▸ **The exercise**
Extract every line that includes the string "责任单位".

[Rows from a dataset]
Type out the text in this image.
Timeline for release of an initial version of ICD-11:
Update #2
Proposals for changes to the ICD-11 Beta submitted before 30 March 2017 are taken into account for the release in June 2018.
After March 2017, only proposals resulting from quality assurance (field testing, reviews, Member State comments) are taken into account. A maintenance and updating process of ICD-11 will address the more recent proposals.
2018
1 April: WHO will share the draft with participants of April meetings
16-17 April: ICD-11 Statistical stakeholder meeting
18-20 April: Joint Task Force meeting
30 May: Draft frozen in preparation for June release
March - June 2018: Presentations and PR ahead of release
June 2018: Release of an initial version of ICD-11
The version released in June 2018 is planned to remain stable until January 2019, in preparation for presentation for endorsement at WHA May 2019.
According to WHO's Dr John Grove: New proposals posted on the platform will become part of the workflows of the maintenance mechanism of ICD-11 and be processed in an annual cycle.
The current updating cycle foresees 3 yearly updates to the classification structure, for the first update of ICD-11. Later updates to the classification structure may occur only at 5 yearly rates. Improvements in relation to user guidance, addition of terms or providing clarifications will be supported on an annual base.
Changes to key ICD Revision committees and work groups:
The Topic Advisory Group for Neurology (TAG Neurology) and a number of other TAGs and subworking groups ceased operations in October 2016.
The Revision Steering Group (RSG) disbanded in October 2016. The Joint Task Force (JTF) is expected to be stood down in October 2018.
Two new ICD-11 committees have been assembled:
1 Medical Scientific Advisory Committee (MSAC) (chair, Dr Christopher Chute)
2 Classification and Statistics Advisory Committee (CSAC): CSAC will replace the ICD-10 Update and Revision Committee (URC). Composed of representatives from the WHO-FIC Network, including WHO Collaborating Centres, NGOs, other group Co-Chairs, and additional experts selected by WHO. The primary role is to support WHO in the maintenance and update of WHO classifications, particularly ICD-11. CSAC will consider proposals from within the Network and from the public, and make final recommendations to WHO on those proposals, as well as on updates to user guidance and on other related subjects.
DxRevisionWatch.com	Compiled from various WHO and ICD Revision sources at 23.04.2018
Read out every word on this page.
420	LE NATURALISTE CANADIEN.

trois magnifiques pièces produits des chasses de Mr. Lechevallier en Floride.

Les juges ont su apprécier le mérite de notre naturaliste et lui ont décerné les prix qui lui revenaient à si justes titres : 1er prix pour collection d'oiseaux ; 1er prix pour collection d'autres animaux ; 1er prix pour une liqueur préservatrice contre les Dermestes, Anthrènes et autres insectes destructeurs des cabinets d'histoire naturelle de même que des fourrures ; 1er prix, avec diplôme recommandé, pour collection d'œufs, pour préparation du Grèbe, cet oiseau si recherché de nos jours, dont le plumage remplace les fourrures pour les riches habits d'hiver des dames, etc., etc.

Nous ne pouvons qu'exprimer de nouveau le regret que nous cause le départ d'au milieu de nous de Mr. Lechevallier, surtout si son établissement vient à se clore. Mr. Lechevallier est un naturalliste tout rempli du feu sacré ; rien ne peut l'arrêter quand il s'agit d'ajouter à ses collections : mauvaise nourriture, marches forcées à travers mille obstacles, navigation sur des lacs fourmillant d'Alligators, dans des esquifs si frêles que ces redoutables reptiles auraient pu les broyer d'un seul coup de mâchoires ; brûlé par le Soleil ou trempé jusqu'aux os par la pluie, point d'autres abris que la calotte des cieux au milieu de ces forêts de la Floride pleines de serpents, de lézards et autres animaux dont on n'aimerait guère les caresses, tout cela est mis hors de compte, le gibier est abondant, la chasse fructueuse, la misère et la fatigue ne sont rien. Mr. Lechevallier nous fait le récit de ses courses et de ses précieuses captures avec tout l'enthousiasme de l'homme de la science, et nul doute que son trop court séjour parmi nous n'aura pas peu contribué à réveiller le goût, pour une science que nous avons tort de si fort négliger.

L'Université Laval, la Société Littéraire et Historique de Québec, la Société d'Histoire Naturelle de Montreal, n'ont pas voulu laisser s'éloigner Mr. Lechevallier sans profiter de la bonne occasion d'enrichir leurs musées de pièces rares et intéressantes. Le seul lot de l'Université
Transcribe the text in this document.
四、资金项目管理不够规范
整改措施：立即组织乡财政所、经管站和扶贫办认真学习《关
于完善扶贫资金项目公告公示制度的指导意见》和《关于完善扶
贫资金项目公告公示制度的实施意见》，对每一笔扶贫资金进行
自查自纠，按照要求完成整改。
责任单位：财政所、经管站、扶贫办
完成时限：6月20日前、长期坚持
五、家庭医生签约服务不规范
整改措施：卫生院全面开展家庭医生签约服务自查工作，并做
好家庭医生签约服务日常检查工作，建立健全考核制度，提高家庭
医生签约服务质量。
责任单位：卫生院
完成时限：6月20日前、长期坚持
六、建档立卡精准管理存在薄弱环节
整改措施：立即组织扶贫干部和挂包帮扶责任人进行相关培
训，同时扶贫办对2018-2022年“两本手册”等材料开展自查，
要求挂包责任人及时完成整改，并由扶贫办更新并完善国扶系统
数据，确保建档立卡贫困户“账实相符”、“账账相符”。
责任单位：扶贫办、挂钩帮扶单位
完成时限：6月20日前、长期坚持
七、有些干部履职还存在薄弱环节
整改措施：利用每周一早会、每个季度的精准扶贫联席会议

▸ **Response to this exercise**
责任单位：财政所、经管站、扶贫办
责任单位：卫生院
责任单位：扶贫办、挂钩帮扶单位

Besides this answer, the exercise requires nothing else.